◆ Input
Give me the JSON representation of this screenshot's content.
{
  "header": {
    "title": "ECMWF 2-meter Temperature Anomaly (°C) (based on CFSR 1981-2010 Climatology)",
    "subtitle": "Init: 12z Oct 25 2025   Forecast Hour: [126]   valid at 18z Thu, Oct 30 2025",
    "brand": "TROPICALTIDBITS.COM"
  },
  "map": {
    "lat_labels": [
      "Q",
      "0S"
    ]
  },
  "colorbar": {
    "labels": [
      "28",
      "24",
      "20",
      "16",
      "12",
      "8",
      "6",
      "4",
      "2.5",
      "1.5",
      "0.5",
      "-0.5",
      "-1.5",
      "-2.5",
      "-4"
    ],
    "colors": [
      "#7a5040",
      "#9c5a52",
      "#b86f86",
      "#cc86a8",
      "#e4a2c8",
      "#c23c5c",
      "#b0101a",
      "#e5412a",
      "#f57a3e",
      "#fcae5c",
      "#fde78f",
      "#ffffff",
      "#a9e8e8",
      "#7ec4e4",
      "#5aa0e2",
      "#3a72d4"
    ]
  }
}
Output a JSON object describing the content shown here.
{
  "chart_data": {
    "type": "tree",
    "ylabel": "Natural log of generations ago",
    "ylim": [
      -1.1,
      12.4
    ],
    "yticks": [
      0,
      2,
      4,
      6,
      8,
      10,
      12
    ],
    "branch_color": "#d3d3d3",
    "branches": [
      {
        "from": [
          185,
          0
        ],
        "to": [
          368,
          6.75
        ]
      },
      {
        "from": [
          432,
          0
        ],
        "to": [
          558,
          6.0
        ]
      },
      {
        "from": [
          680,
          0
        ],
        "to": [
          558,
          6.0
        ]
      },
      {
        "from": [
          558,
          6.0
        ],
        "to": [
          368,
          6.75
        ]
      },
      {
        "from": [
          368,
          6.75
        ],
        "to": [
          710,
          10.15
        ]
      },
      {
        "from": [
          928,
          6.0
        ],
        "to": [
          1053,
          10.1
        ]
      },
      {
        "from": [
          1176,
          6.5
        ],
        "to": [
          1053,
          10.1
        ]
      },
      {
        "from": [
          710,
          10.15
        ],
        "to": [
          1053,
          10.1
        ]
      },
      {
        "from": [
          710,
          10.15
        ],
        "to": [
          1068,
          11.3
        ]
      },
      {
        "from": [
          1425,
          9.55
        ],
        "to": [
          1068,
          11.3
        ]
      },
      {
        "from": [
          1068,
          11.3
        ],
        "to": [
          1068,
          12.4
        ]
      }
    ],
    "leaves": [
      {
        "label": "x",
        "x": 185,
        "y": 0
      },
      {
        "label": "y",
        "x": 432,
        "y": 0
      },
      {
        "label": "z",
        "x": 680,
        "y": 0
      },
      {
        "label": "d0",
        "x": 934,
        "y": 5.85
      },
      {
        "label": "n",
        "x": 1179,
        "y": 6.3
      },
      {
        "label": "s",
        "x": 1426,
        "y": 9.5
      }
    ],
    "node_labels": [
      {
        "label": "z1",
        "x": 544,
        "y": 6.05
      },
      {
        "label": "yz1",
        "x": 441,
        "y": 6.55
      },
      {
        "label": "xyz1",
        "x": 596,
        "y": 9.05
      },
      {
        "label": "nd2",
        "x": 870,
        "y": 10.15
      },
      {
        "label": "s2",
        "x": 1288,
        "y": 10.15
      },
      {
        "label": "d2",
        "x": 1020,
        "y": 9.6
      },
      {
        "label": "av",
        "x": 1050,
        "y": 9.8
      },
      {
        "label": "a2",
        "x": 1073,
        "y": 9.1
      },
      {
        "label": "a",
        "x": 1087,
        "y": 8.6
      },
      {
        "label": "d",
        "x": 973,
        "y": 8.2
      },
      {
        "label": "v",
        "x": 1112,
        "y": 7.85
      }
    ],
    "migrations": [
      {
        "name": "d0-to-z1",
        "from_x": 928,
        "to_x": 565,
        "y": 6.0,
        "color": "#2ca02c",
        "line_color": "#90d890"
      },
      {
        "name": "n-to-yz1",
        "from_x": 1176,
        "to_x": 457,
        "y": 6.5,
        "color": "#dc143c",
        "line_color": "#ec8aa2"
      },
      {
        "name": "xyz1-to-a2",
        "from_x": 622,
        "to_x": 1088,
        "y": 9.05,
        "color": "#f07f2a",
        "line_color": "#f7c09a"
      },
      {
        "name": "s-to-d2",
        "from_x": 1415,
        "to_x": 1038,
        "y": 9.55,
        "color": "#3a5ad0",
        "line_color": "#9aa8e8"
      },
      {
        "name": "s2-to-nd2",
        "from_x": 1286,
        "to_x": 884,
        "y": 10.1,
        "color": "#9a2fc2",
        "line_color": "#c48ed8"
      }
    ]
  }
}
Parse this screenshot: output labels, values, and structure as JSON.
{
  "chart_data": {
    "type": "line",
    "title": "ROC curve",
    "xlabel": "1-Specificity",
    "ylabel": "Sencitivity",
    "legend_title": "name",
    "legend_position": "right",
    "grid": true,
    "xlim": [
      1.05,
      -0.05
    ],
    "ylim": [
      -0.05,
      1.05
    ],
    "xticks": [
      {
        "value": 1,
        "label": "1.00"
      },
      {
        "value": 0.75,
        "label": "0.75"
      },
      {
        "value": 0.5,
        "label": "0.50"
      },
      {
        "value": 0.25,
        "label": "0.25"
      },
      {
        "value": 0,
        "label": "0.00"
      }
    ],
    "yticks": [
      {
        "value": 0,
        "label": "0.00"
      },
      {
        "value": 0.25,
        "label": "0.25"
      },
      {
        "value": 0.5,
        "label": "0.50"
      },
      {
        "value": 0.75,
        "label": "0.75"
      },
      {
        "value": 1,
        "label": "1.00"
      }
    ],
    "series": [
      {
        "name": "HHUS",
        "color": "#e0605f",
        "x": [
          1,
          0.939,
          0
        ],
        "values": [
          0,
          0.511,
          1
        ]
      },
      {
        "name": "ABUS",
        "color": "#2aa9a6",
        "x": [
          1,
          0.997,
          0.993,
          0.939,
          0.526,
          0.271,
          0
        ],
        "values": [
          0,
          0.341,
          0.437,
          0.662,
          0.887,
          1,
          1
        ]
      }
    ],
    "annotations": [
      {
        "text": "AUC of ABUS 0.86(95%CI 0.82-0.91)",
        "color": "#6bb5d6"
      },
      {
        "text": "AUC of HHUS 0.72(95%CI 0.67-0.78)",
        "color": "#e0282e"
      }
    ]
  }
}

◆ What you are asked to do
Go through the material above line by line and copy it exactly.

◆ Complete output
Give me the JSON representation of this screenshot's content.
{
  "header": {
    "title": "ECMWF 2-meter Temperature Anomaly (°C) (based on CFSR 1981-2010 Climatology)",
    "subtitle": "Init: 12z Oct 25 2025   Forecast Hour: [126]   valid at 18z Thu, Oct 30 2025",
    "brand": "TROPICALTIDBITS.COM"
  },
  "map": {
    "lat_labels": [
      "Q",
      "0S"
    ]
  },
  "colorbar": {
    "labels": [
      "28",
      "24",
      "20",
      "16",
      "12",
      "8",
      "6",
      "4",
      "2.5",
      "1.5",
      "0.5",
      "-0.5",
      "-1.5",
      "-2.5",
      "-4"
    ],
    "colors": [
      "#7a5040",
      "#9c5a52",
      "#b86f86",
      "#cc86a8",
      "#e4a2c8",
      "#c23c5c",
      "#b0101a",
      "#e5412a",
      "#f57a3e",
      "#fcae5c",
      "#fde78f",
      "#ffffff",
      "#a9e8e8",
      "#7ec4e4",
      "#5aa0e2",
      "#3a72d4"
    ]
  }
}
Output a JSON object describing the content shown here.
{
  "chart_data": {
    "type": "tree",
    "ylabel": "Natural log of generations ago",
    "ylim": [
      -1.1,
      12.4
    ],
    "yticks": [
      0,
      2,
      4,
      6,
      8,
      10,
      12
    ],
    "branch_color": "#d3d3d3",
    "branches": [
      {
        "from": [
          185,
          0
        ],
        "to": [
          368,
          6.75
        ]
      },
      {
        "from": [
          432,
          0
        ],
        "to": [
          558,
          6.0
        ]
      },
      {
        "from": [
          680,
          0
        ],
        "to": [
          558,
          6.0
        ]
      },
      {
        "from": [
          558,
          6.0
        ],
        "to": [
          368,
          6.75
        ]
      },
      {
        "from": [
          368,
          6.75
        ],
        "to": [
          710,
          10.15
        ]
      },
      {
        "from": [
          928,
          6.0
        ],
        "to": [
          1053,
          10.1
        ]
      },
      {
        "from": [
          1176,
          6.5
        ],
        "to": [
          1053,
          10.1
        ]
      },
      {
        "from": [
          710,
          10.15
        ],
        "to": [
          1053,
          10.1
        ]
      },
      {
        "from": [
          710,
          10.15
        ],
        "to": [
          1068,
          11.3
        ]
      },
      {
        "from": [
          1425,
          9.55
        ],
        "to": [
          1068,
          11.3
        ]
      },
      {
        "from": [
          1068,
          11.3
        ],
        "to": [
          1068,
          12.4
        ]
      }
    ],
    "leaves": [
      {
        "label": "x",
        "x": 185,
        "y": 0
      },
      {
        "label": "y",
        "x": 432,
        "y": 0
      },
      {
        "label": "z",
        "x": 680,
        "y": 0
      },
      {
        "label": "d0",
        "x": 934,
        "y": 5.85
      },
      {
        "label": "n",
        "x": 1179,
        "y": 6.3
      },
      {
        "label": "s",
        "x": 1426,
        "y": 9.5
      }
    ],
    "node_labels": [
      {
        "label": "z1",
        "x": 544,
        "y": 6.05
      },
      {
        "label": "yz1",
        "x": 441,
        "y": 6.55
      },
      {
        "label": "xyz1",
        "x": 596,
        "y": 9.05
      },
      {
        "label": "nd2",
        "x": 870,
        "y": 10.15
      },
      {
        "label": "s2",
        "x": 1288,
        "y": 10.15
      },
      {
        "label": "d2",
        "x": 1020,
        "y": 9.6
      },
      {
        "label": "av",
        "x": 1050,
        "y": 9.8
      },
      {
        "label": "a2",
        "x": 1073,
        "y": 9.1
      },
      {
        "label": "a",
        "x": 1087,
        "y": 8.6
      },
      {
        "label": "d",
        "x": 973,
        "y": 8.2
      },
      {
        "label": "v",
        "x": 1112,
        "y": 7.85
      }
    ],
    "migrations": [
      {
        "name": "d0-to-z1",
        "from_x": 928,
        "to_x": 565,
        "y": 6.0,
        "color": "#2ca02c",
        "line_color": "#90d890"
      },
      {
        "name": "n-to-yz1",
        "from_x": 1176,
        "to_x": 457,
        "y": 6.5,
        "color": "#dc143c",
        "line_color": "#ec8aa2"
      },
      {
        "name": "xyz1-to-a2",
        "from_x": 622,
        "to_x": 1088,
        "y": 9.05,
        "color": "#f07f2a",
        "line_color": "#f7c09a"
      },
      {
        "name": "s-to-d2",
        "from_x": 1415,
        "to_x": 1038,
        "y": 9.55,
        "color": "#3a5ad0",
        "line_color": "#9aa8e8"
      },
      {
        "name": "s2-to-nd2",
        "from_x": 1286,
        "to_x": 884,
        "y": 10.1,
        "color": "#9a2fc2",
        "line_color": "#c48ed8"
      }
    ]
  }
}
Parse this screenshot: output labels, values, and structure as JSON.
{
  "chart_data": {
    "type": "line",
    "title": "ROC curve",
    "xlabel": "1-Specificity",
    "ylabel": "Sencitivity",
    "legend_title": "name",
    "legend_position": "right",
    "grid": true,
    "xlim": [
      1.05,
      -0.05
    ],
    "ylim": [
      -0.05,
      1.05
    ],
    "xticks": [
      {
        "value": 1,
        "label": "1.00"
      },
      {
        "value": 0.75,
        "label": "0.75"
      },
      {
        "value": 0.5,
        "label": "0.50"
      },
      {
        "value": 0.25,
        "label": "0.25"
      },
      {
        "value": 0,
        "label": "0.00"
      }
    ],
    "yticks": [
      {
        "value": 0,
        "label": "0.00"
      },
      {
        "value": 0.25,
        "label": "0.25"
      },
      {
        "value": 0.5,
        "label": "0.50"
      },
      {
        "value": 0.75,
        "label": "0.75"
      },
      {
        "value": 1,
        "label": "1.00"
      }
    ],
    "series": [
      {
        "name": "HHUS",
        "color": "#e0605f",
        "x": [
          1,
          0.939,
          0
        ],
        "values": [
          0,
          0.511,
          1
        ]
      },
      {
        "name": "ABUS",
        "color": "#2aa9a6",
        "x": [
          1,
          0.997,
          0.993,
          0.939,
          0.526,
          0.271,
          0
        ],
        "values": [
          0,
          0.341,
          0.437,
          0.662,
          0.887,
          1,
          1
        ]
      }
    ],
    "annotations": [
      {
        "text": "AUC of ABUS 0.86(95%CI 0.82-0.91)",
        "color": "#6bb5d6"
      },
      {
        "text": "AUC of HHUS 0.72(95%CI 0.67-0.78)",
        "color": "#e0282e"
      }
    ]
  }
}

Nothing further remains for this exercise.